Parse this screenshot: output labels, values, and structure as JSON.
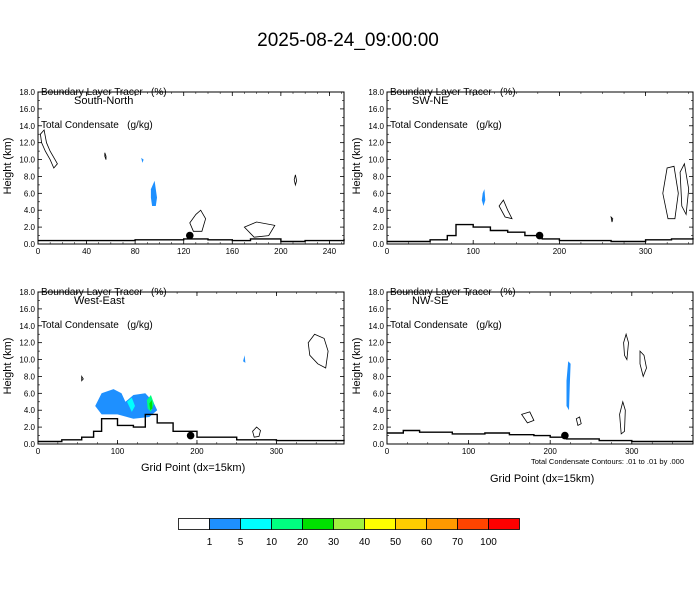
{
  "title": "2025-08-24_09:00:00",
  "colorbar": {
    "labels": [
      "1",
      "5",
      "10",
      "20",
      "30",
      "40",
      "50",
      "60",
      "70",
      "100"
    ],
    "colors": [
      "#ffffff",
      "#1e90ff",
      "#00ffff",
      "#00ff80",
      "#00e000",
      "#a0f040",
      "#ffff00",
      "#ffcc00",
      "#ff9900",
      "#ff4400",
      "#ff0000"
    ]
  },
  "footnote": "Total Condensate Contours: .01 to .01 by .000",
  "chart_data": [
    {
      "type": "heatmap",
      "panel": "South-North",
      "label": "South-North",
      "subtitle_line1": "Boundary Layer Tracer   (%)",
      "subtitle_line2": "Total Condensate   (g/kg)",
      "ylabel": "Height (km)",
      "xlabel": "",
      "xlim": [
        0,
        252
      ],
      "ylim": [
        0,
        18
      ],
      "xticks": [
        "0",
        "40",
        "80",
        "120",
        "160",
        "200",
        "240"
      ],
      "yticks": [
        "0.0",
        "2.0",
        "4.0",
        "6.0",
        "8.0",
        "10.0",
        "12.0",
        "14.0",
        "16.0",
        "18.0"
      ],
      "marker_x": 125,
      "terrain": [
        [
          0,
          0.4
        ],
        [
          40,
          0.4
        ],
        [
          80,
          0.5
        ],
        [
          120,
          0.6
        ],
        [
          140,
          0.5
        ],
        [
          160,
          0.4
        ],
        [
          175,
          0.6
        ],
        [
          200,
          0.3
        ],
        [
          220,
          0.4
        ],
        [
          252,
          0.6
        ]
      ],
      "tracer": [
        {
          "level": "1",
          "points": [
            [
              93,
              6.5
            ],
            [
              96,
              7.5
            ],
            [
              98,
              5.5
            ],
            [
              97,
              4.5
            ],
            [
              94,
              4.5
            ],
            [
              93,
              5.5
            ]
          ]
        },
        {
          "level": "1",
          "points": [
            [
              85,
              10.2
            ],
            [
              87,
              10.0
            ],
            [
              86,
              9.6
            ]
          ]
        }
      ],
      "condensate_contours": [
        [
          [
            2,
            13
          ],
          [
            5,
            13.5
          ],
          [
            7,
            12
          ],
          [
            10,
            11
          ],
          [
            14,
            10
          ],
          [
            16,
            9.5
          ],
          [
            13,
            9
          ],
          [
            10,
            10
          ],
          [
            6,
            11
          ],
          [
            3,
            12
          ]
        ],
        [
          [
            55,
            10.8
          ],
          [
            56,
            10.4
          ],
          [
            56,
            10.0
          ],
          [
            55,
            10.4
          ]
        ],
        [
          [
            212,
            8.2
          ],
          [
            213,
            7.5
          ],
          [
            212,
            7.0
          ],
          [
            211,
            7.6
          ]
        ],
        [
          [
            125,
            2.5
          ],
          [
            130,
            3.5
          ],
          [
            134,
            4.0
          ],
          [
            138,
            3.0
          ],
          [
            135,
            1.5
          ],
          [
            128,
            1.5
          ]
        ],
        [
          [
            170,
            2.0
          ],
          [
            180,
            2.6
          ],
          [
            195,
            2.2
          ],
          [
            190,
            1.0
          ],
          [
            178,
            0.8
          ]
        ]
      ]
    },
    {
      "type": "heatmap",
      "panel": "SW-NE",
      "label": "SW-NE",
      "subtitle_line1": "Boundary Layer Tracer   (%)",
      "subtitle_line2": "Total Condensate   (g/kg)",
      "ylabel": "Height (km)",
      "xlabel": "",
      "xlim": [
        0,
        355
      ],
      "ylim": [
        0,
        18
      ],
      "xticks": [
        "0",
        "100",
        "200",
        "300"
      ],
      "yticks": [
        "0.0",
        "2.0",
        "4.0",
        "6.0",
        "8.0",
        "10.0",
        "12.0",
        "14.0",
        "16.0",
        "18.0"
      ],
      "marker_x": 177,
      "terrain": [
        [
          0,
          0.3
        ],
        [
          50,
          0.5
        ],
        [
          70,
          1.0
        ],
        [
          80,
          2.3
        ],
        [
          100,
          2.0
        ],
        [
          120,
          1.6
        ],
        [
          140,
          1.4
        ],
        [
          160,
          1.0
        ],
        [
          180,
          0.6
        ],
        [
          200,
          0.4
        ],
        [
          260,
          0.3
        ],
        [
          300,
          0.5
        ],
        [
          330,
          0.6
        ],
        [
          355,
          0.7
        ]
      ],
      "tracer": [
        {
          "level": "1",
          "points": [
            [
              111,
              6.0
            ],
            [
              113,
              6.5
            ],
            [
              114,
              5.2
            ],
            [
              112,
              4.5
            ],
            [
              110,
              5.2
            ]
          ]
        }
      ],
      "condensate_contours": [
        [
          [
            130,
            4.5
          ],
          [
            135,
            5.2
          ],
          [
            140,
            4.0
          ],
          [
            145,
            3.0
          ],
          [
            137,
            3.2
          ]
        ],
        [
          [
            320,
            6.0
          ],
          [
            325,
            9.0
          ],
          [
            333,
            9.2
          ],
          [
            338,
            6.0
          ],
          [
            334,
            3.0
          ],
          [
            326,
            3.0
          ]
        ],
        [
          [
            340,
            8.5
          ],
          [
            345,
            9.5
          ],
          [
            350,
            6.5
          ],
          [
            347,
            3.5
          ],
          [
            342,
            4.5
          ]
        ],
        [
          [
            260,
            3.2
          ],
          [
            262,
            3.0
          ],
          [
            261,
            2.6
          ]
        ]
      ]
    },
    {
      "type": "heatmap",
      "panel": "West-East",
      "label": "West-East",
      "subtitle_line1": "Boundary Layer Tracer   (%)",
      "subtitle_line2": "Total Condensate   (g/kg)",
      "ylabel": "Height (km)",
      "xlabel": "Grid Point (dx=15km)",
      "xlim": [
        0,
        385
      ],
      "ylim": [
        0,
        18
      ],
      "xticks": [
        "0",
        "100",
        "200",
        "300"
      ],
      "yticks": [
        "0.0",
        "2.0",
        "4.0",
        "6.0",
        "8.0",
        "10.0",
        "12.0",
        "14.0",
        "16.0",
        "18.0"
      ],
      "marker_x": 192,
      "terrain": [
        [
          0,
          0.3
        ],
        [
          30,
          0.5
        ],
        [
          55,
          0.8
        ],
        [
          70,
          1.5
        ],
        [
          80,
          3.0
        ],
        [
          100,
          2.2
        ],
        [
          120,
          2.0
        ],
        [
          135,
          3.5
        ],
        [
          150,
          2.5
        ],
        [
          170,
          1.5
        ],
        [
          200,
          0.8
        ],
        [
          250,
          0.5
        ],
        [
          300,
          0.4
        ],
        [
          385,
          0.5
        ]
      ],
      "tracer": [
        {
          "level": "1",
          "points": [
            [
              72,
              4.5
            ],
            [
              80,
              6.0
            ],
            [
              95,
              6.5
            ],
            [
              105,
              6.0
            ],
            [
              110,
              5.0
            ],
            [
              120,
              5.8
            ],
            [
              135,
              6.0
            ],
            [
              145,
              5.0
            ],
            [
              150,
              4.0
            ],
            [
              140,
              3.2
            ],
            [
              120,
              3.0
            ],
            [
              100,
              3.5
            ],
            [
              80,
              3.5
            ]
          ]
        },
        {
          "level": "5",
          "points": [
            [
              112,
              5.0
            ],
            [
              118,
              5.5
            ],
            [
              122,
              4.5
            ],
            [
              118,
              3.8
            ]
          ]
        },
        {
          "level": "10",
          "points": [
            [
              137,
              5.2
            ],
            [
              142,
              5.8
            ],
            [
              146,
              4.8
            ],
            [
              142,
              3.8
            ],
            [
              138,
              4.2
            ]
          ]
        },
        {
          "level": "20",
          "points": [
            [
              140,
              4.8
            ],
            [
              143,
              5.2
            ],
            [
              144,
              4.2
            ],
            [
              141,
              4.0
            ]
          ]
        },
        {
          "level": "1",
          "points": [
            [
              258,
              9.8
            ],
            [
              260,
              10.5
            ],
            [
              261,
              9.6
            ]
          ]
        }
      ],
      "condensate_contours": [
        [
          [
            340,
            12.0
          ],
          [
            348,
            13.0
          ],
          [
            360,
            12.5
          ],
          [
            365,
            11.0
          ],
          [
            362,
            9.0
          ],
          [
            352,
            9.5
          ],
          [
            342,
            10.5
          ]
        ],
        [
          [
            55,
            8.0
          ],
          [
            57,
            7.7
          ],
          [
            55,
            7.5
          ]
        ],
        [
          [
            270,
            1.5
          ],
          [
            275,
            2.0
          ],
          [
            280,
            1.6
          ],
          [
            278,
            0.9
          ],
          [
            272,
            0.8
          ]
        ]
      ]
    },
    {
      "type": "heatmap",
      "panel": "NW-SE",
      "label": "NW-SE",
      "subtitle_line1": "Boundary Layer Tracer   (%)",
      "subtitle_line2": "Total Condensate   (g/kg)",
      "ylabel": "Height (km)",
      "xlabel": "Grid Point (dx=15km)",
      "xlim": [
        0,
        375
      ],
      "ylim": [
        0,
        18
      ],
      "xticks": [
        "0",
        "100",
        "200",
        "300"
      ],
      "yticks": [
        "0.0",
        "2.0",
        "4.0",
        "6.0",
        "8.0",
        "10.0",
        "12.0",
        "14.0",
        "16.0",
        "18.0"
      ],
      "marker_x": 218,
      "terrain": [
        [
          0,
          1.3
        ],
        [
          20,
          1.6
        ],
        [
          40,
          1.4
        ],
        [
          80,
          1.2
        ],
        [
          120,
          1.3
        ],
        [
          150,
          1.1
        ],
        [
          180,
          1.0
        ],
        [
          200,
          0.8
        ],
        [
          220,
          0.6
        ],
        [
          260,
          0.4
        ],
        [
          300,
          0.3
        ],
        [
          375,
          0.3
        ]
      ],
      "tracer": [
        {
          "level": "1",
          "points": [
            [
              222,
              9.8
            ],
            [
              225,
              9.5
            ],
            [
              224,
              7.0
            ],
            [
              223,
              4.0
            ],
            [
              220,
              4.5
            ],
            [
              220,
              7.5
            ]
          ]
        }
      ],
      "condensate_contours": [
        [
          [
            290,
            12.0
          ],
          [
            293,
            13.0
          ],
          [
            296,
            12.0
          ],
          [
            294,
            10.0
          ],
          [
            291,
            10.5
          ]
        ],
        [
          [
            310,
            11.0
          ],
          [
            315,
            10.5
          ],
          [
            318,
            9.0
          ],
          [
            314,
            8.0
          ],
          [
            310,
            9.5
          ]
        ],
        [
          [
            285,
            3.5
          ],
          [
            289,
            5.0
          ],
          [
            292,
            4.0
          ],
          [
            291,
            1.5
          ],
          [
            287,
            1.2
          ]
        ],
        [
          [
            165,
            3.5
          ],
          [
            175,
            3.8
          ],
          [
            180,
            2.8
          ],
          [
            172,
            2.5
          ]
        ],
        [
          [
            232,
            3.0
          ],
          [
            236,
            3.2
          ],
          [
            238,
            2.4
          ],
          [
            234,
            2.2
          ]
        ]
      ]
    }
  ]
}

...

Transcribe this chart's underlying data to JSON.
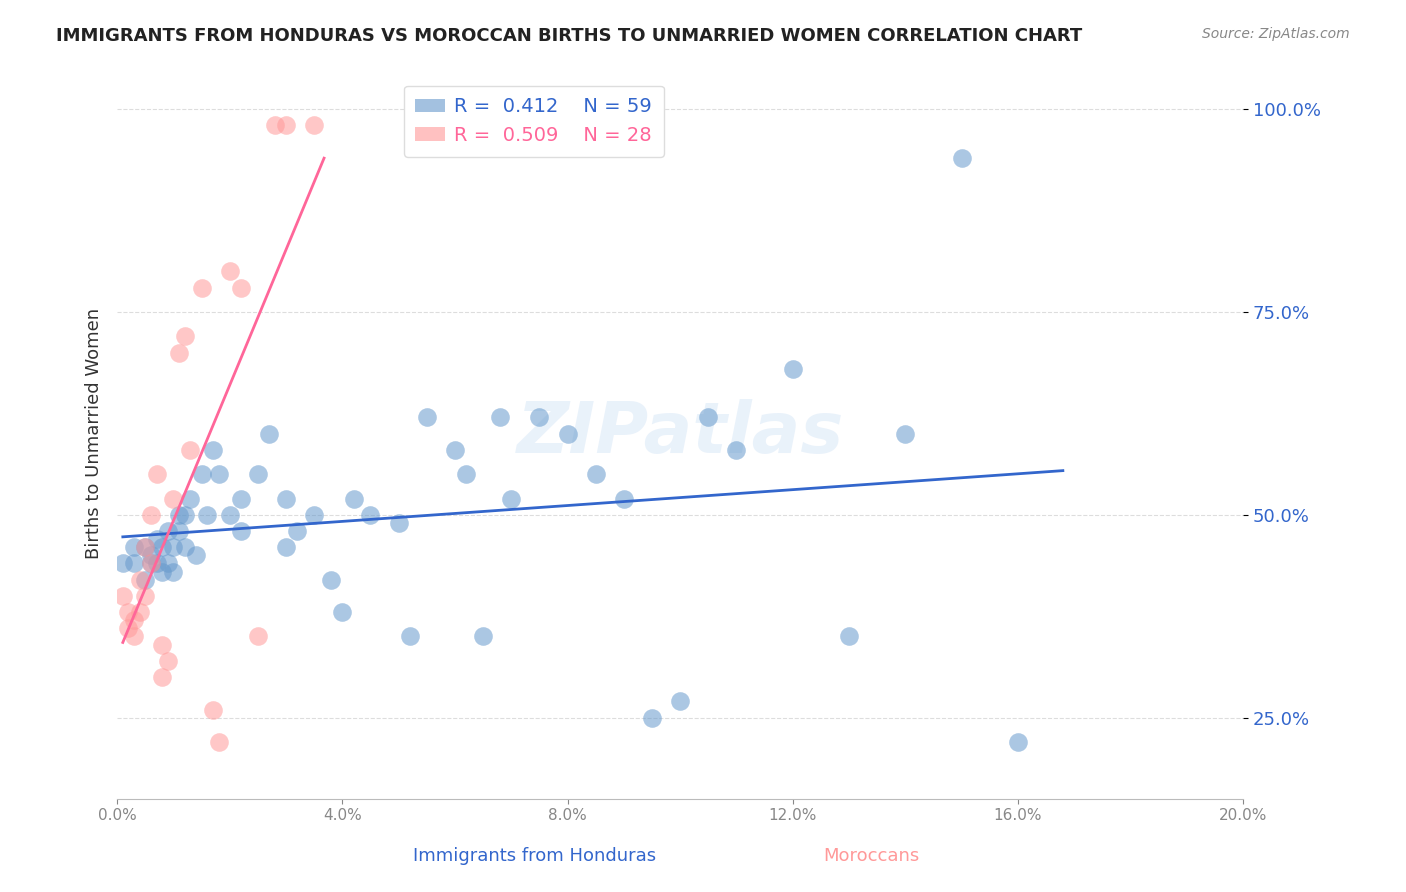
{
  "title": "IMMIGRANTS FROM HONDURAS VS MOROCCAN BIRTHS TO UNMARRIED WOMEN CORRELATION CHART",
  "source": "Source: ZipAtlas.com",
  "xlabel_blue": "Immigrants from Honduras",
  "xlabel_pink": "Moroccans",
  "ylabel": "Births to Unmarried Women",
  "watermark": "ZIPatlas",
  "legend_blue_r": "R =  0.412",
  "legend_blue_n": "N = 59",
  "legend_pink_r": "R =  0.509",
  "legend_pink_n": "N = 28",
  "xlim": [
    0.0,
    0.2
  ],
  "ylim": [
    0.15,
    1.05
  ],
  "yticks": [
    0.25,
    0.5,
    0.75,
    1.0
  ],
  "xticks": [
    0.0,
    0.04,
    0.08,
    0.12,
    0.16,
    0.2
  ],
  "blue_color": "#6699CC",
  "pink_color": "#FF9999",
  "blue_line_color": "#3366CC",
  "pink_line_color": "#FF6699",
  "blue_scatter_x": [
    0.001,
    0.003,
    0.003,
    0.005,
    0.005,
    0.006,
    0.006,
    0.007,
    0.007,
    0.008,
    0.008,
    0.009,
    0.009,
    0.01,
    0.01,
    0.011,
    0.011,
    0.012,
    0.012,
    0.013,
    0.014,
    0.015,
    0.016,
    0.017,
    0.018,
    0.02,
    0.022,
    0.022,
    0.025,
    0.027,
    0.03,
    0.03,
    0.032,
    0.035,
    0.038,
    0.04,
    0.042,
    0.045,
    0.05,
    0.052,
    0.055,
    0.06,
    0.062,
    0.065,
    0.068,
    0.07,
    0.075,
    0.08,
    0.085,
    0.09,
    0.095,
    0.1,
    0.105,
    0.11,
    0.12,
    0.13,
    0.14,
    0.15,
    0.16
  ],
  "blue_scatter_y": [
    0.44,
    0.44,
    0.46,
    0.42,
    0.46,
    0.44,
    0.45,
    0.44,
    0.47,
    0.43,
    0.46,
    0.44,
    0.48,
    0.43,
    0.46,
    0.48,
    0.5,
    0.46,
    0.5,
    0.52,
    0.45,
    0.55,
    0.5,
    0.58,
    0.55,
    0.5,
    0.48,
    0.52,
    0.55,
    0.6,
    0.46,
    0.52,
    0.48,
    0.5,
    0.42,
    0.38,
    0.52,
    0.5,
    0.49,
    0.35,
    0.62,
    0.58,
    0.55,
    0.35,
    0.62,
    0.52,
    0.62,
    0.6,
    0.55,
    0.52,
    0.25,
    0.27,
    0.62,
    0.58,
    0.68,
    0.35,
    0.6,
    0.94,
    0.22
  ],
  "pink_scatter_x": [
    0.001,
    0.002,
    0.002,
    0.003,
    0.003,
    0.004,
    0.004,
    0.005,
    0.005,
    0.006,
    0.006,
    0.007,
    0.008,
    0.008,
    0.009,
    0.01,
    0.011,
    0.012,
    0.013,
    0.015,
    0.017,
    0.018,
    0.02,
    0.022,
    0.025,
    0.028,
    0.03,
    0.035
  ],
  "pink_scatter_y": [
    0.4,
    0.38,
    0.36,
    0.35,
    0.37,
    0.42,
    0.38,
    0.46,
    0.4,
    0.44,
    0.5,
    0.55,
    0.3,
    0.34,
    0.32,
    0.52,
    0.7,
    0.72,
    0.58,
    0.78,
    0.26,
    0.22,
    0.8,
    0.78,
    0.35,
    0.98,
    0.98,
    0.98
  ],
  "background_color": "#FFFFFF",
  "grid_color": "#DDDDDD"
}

* Task requirements *
Locate each line with the word "JSON" and copy it.

* Solution to this problem *
Parse this screenshot: output labels, values, and structure as JSON.
Transcribe this chart's underlying data to JSON.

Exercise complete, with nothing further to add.